● **YOUR TASK**: In the listing below, identify each line with the word "text" and return those lines.
::: SUPPLIED RECORDS :::
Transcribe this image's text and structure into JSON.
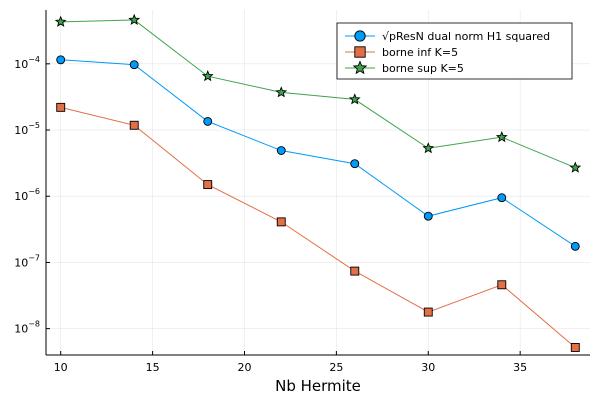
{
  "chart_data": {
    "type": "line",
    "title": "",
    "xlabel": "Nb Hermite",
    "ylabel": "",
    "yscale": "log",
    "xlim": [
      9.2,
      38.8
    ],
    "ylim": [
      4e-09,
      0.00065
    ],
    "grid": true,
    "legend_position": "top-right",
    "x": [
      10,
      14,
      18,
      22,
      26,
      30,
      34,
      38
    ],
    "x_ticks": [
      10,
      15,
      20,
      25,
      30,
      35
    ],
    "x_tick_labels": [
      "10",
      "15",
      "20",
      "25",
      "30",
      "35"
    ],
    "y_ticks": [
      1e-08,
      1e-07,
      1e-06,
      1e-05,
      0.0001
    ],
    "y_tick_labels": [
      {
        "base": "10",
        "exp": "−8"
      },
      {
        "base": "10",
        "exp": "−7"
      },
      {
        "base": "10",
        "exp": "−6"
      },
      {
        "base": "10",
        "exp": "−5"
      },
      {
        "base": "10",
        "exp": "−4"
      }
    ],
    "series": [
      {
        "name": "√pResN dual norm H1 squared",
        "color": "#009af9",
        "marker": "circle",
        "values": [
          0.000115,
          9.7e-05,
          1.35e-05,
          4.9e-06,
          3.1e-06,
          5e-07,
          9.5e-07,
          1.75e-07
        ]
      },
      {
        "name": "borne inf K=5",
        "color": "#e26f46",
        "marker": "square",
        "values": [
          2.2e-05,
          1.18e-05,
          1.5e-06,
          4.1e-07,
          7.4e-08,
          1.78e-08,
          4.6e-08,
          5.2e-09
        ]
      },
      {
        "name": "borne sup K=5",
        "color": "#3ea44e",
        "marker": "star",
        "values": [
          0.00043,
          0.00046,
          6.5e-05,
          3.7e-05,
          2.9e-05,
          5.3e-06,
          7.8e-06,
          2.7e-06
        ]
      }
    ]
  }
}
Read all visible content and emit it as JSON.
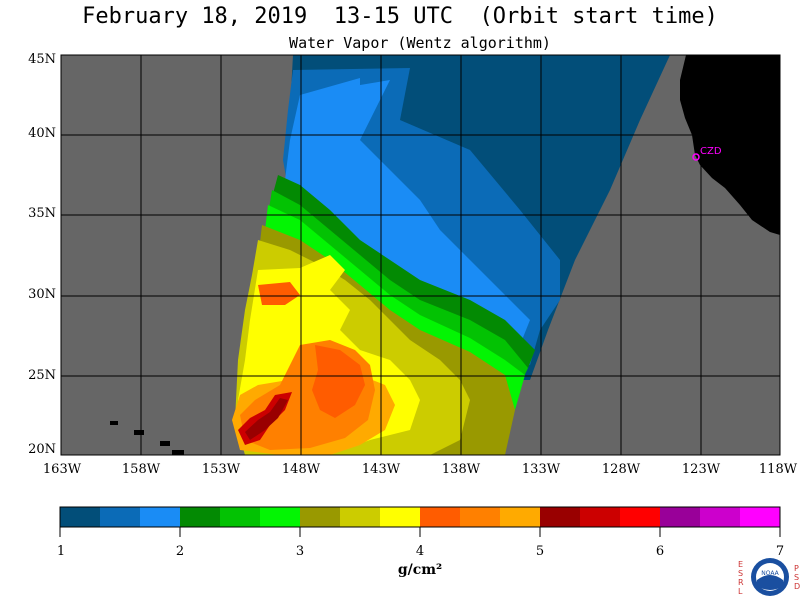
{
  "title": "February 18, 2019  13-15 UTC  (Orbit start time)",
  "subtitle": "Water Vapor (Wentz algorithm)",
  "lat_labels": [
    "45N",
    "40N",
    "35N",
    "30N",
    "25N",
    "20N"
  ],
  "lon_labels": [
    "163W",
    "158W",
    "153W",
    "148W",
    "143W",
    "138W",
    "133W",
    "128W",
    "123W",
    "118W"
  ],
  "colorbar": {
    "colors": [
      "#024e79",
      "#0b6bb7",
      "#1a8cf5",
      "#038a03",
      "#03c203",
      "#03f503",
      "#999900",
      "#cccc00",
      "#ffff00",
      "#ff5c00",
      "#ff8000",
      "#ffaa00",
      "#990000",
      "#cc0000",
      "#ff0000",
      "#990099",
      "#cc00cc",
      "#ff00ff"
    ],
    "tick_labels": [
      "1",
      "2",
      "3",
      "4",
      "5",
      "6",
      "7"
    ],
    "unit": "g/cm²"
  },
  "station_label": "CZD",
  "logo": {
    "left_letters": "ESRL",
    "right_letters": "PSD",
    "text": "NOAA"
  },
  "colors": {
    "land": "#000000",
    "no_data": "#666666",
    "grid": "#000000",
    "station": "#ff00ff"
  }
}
:::
● **RESPONSE TO THIS TASK**:
Transcribe this image's text and structure into JSON.
    "text": "NOAA"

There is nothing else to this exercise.